Show every line that has the string "Frequency" in it.

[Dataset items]
┌──

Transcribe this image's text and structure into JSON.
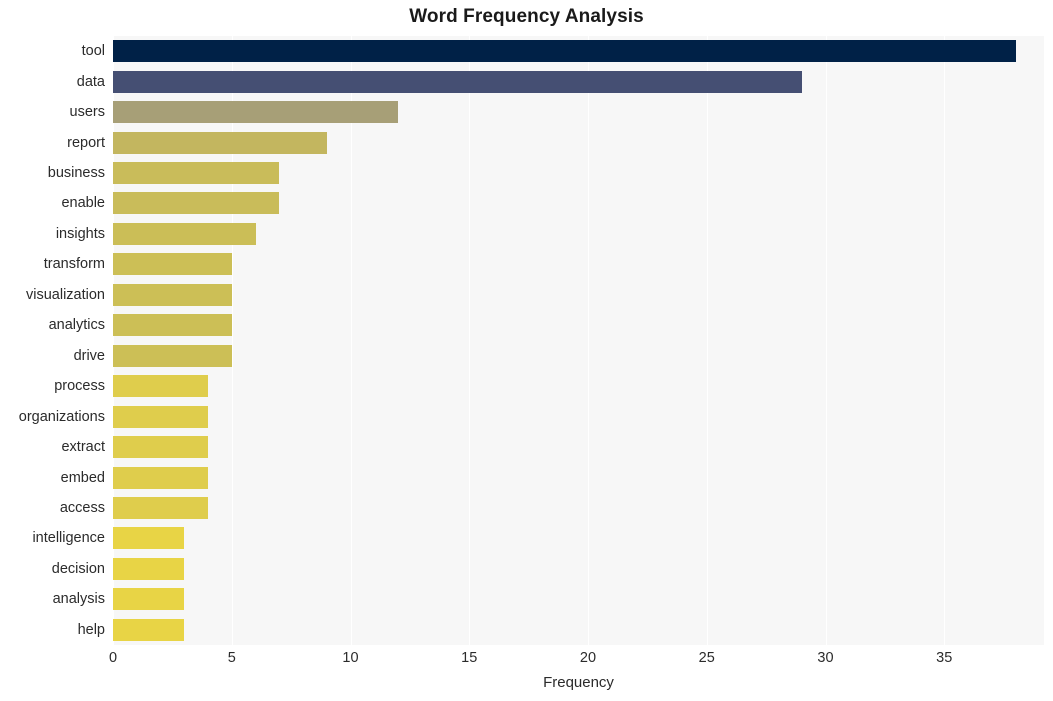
{
  "chart_data": {
    "type": "bar",
    "orientation": "horizontal",
    "title": "Word Frequency Analysis",
    "xlabel": "Frequency",
    "ylabel": "",
    "categories": [
      "tool",
      "data",
      "users",
      "report",
      "business",
      "enable",
      "insights",
      "transform",
      "visualization",
      "analytics",
      "drive",
      "process",
      "organizations",
      "extract",
      "embed",
      "access",
      "intelligence",
      "decision",
      "analysis",
      "help"
    ],
    "values": [
      38,
      29,
      12,
      9,
      7,
      7,
      6,
      5,
      5,
      5,
      5,
      4,
      4,
      4,
      4,
      4,
      3,
      3,
      3,
      3
    ],
    "bar_colors": [
      "#002147",
      "#454f73",
      "#a79f77",
      "#c3b65f",
      "#c9bc5a",
      "#c9bc5a",
      "#cbbe57",
      "#ccbf56",
      "#ccbf56",
      "#ccbf56",
      "#ccbf56",
      "#dfcd4c",
      "#dfcd4c",
      "#dfcd4c",
      "#dfcd4c",
      "#dfcd4c",
      "#e8d445",
      "#e8d445",
      "#e8d445",
      "#e8d445"
    ],
    "xlim": [
      0,
      39.2
    ],
    "x_ticks": [
      0,
      5,
      10,
      15,
      20,
      25,
      30,
      35
    ],
    "x_tick_labels": [
      "0",
      "5",
      "10",
      "15",
      "20",
      "25",
      "30",
      "35"
    ],
    "grid": true,
    "grid_axis": "x",
    "legend": null,
    "plot_background": "#f7f7f7",
    "figure_background": "#ffffff"
  }
}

└──

__Exercise response__:
    "title": "Word Frequency Analysis",
    "xlabel": "Frequency",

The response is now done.